=== Data excerpts ===
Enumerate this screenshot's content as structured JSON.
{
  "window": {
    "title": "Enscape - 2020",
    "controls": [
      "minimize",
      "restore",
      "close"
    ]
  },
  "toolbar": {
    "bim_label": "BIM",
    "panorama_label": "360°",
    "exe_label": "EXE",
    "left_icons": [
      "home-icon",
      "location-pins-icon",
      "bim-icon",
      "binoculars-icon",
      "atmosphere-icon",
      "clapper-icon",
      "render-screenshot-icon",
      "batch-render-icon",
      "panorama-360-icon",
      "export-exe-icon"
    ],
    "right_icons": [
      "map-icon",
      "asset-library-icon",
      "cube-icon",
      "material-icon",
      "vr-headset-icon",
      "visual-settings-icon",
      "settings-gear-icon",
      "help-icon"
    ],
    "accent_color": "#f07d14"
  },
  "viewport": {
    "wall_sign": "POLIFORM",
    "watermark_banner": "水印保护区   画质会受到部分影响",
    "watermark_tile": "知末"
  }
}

=== Prompt ===
Pick out, from the lines above, every one that contains the string "settings".

=== Written reply ===
      "visual-settings-icon",
      "settings-gear-icon",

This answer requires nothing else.